#### SUPPLIED INFORMATION
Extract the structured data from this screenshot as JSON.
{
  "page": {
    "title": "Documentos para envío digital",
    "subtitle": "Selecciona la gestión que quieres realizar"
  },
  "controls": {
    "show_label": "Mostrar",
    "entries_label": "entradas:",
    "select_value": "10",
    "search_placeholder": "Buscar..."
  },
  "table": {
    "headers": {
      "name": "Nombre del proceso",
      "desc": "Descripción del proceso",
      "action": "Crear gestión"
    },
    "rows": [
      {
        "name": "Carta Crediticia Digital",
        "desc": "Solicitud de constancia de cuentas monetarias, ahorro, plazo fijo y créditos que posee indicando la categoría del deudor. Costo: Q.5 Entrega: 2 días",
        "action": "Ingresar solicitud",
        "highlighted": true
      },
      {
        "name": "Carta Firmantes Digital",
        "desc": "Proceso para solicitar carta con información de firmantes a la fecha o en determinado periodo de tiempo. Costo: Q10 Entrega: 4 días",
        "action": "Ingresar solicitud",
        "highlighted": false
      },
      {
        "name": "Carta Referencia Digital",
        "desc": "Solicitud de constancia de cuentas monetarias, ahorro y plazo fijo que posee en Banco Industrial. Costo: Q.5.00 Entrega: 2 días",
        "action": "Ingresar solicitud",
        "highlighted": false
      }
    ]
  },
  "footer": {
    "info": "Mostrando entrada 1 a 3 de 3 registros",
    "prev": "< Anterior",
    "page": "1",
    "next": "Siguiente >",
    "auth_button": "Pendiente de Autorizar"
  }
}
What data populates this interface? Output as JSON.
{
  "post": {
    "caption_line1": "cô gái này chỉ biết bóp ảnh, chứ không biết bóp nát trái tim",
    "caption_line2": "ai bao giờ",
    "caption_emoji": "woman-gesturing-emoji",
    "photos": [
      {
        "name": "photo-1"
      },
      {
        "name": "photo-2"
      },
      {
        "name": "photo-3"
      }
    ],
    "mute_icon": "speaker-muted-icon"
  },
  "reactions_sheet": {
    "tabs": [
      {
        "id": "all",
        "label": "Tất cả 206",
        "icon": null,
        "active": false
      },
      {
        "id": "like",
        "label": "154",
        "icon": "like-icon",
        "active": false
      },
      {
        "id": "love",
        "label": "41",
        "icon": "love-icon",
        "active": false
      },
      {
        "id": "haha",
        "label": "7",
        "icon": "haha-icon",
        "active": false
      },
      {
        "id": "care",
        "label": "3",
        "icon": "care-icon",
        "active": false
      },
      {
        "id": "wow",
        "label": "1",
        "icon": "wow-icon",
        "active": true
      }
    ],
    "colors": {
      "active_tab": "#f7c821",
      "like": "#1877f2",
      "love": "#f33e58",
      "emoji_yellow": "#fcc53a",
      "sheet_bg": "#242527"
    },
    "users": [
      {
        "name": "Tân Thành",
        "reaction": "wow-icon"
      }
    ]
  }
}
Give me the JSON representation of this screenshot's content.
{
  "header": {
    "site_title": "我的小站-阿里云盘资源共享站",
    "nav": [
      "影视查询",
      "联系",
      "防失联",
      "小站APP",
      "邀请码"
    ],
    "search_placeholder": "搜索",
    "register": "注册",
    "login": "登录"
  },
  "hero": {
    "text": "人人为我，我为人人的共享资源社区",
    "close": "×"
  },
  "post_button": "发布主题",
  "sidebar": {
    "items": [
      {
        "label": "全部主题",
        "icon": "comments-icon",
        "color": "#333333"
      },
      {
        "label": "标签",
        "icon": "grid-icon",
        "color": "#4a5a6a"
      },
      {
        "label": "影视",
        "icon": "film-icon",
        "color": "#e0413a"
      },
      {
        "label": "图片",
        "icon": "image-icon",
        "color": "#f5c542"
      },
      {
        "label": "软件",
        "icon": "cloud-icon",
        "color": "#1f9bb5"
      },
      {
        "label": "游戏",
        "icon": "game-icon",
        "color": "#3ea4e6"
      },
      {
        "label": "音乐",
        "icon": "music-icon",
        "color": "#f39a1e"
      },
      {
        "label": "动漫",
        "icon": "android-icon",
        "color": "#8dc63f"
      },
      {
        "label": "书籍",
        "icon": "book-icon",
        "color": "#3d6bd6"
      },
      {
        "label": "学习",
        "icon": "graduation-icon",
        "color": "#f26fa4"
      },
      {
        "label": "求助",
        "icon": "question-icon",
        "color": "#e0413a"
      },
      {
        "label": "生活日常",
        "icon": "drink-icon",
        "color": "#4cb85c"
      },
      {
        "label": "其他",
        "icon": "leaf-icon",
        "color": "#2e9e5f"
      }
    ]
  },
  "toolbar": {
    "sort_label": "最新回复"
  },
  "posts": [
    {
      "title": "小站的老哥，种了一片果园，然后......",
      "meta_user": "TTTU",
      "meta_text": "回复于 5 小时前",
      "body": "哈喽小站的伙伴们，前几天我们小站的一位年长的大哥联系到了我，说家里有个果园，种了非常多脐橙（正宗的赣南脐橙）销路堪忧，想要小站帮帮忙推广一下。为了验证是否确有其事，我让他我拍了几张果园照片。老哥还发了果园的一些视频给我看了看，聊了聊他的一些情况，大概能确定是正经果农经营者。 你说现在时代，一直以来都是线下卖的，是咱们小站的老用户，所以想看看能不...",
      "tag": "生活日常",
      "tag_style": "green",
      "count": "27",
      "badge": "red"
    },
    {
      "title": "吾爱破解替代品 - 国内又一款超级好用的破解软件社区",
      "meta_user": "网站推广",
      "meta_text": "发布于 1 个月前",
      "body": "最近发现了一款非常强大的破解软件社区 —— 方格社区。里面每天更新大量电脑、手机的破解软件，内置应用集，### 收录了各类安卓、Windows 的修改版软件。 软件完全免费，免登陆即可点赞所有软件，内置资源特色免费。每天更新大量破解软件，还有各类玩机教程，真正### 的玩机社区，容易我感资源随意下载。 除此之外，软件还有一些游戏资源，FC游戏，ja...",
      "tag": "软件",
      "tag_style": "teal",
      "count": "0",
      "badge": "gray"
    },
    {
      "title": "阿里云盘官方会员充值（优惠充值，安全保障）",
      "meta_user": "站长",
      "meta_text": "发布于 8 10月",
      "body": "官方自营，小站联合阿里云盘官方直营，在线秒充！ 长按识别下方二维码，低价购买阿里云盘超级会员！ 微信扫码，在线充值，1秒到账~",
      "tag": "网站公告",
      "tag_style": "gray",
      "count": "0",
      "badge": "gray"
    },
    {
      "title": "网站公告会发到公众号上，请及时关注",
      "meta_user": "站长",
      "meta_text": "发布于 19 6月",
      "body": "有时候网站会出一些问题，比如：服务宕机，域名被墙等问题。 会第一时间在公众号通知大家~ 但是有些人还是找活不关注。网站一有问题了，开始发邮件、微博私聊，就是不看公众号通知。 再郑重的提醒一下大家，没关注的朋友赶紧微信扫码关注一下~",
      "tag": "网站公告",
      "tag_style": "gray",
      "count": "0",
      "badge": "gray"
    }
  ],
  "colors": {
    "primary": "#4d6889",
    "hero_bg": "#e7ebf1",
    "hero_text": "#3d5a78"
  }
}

#### SHORT TASK
Set down each entry again, unchanged.

#### RESULT FOR THIS TASK
Extract the structured data from this screenshot as JSON.
{
  "page": {
    "title": "Documentos para envío digital",
    "subtitle": "Selecciona la gestión que quieres realizar"
  },
  "controls": {
    "show_label": "Mostrar",
    "entries_label": "entradas:",
    "select_value": "10",
    "search_placeholder": "Buscar..."
  },
  "table": {
    "headers": {
      "name": "Nombre del proceso",
      "desc": "Descripción del proceso",
      "action": "Crear gestión"
    },
    "rows": [
      {
        "name": "Carta Crediticia Digital",
        "desc": "Solicitud de constancia de cuentas monetarias, ahorro, plazo fijo y créditos que posee indicando la categoría del deudor. Costo: Q.5 Entrega: 2 días",
        "action": "Ingresar solicitud",
        "highlighted": true
      },
      {
        "name": "Carta Firmantes Digital",
        "desc": "Proceso para solicitar carta con información de firmantes a la fecha o en determinado periodo de tiempo. Costo: Q10 Entrega: 4 días",
        "action": "Ingresar solicitud",
        "highlighted": false
      },
      {
        "name": "Carta Referencia Digital",
        "desc": "Solicitud de constancia de cuentas monetarias, ahorro y plazo fijo que posee en Banco Industrial. Costo: Q.5.00 Entrega: 2 días",
        "action": "Ingresar solicitud",
        "highlighted": false
      }
    ]
  },
  "footer": {
    "info": "Mostrando entrada 1 a 3 de 3 registros",
    "prev": "< Anterior",
    "page": "1",
    "next": "Siguiente >",
    "auth_button": "Pendiente de Autorizar"
  }
}
What data populates this interface? Output as JSON.
{
  "post": {
    "caption_line1": "cô gái này chỉ biết bóp ảnh, chứ không biết bóp nát trái tim",
    "caption_line2": "ai bao giờ",
    "caption_emoji": "woman-gesturing-emoji",
    "photos": [
      {
        "name": "photo-1"
      },
      {
        "name": "photo-2"
      },
      {
        "name": "photo-3"
      }
    ],
    "mute_icon": "speaker-muted-icon"
  },
  "reactions_sheet": {
    "tabs": [
      {
        "id": "all",
        "label": "Tất cả 206",
        "icon": null,
        "active": false
      },
      {
        "id": "like",
        "label": "154",
        "icon": "like-icon",
        "active": false
      },
      {
        "id": "love",
        "label": "41",
        "icon": "love-icon",
        "active": false
      },
      {
        "id": "haha",
        "label": "7",
        "icon": "haha-icon",
        "active": false
      },
      {
        "id": "care",
        "label": "3",
        "icon": "care-icon",
        "active": false
      },
      {
        "id": "wow",
        "label": "1",
        "icon": "wow-icon",
        "active": true
      }
    ],
    "colors": {
      "active_tab": "#f7c821",
      "like": "#1877f2",
      "love": "#f33e58",
      "emoji_yellow": "#fcc53a",
      "sheet_bg": "#242527"
    },
    "users": [
      {
        "name": "Tân Thành",
        "reaction": "wow-icon"
      }
    ]
  }
}
Give me the JSON representation of this screenshot's content.
{
  "header": {
    "site_title": "我的小站-阿里云盘资源共享站",
    "nav": [
      "影视查询",
      "联系",
      "防失联",
      "小站APP",
      "邀请码"
    ],
    "search_placeholder": "搜索",
    "register": "注册",
    "login": "登录"
  },
  "hero": {
    "text": "人人为我，我为人人的共享资源社区",
    "close": "×"
  },
  "post_button": "发布主题",
  "sidebar": {
    "items": [
      {
        "label": "全部主题",
        "icon": "comments-icon",
        "color": "#333333"
      },
      {
        "label": "标签",
        "icon": "grid-icon",
        "color": "#4a5a6a"
      },
      {
        "label": "影视",
        "icon": "film-icon",
        "color": "#e0413a"
      },
      {
        "label": "图片",
        "icon": "image-icon",
        "color": "#f5c542"
      },
      {
        "label": "软件",
        "icon": "cloud-icon",
        "color": "#1f9bb5"
      },
      {
        "label": "游戏",
        "icon": "game-icon",
        "color": "#3ea4e6"
      },
      {
        "label": "音乐",
        "icon": "music-icon",
        "color": "#f39a1e"
      },
      {
        "label": "动漫",
        "icon": "android-icon",
        "color": "#8dc63f"
      },
      {
        "label": "书籍",
        "icon": "book-icon",
        "color": "#3d6bd6"
      },
      {
        "label": "学习",
        "icon": "graduation-icon",
        "color": "#f26fa4"
      },
      {
        "label": "求助",
        "icon": "question-icon",
        "color": "#e0413a"
      },
      {
        "label": "生活日常",
        "icon": "drink-icon",
        "color": "#4cb85c"
      },
      {
        "label": "其他",
        "icon": "leaf-icon",
        "color": "#2e9e5f"
      }
    ]
  },
  "toolbar": {
    "sort_label": "最新回复"
  },
  "posts": [
    {
      "title": "小站的老哥，种了一片果园，然后......",
      "meta_user": "TTTU",
      "meta_text": "回复于 5 小时前",
      "body": "哈喽小站的伙伴们，前几天我们小站的一位年长的大哥联系到了我，说家里有个果园，种了非常多脐橙（正宗的赣南脐橙）销路堪忧，想要小站帮帮忙推广一下。为了验证是否确有其事，我让他我拍了几张果园照片。老哥还发了果园的一些视频给我看了看，聊了聊他的一些情况，大概能确定是正经果农经营者。 你说现在时代，一直以来都是线下卖的，是咱们小站的老用户，所以想看看能不...",
      "tag": "生活日常",
      "tag_style": "green",
      "count": "27",
      "badge": "red"
    },
    {
      "title": "吾爱破解替代品 - 国内又一款超级好用的破解软件社区",
      "meta_user": "网站推广",
      "meta_text": "发布于 1 个月前",
      "body": "最近发现了一款非常强大的破解软件社区 —— 方格社区。里面每天更新大量电脑、手机的破解软件，内置应用集，### 收录了各类安卓、Windows 的修改版软件。 软件完全免费，免登陆即可点赞所有软件，内置资源特色免费。每天更新大量破解软件，还有各类玩机教程，真正### 的玩机社区，容易我感资源随意下载。 除此之外，软件还有一些游戏资源，FC游戏，ja...",
      "tag": "软件",
      "tag_style": "teal",
      "count": "0",
      "badge": "gray"
    },
    {
      "title": "阿里云盘官方会员充值（优惠充值，安全保障）",
      "meta_user": "站长",
      "meta_text": "发布于 8 10月",
      "body": "官方自营，小站联合阿里云盘官方直营，在线秒充！ 长按识别下方二维码，低价购买阿里云盘超级会员！ 微信扫码，在线充值，1秒到账~",
      "tag": "网站公告",
      "tag_style": "gray",
      "count": "0",
      "badge": "gray"
    },
    {
      "title": "网站公告会发到公众号上，请及时关注",
      "meta_user": "站长",
      "meta_text": "发布于 19 6月",
      "body": "有时候网站会出一些问题，比如：服务宕机，域名被墙等问题。 会第一时间在公众号通知大家~ 但是有些人还是找活不关注。网站一有问题了，开始发邮件、微博私聊，就是不看公众号通知。 再郑重的提醒一下大家，没关注的朋友赶紧微信扫码关注一下~",
      "tag": "网站公告",
      "tag_style": "gray",
      "count": "0",
      "badge": "gray"
    }
  ],
  "colors": {
    "primary": "#4d6889",
    "hero_bg": "#e7ebf1",
    "hero_text": "#3d5a78"
  }
}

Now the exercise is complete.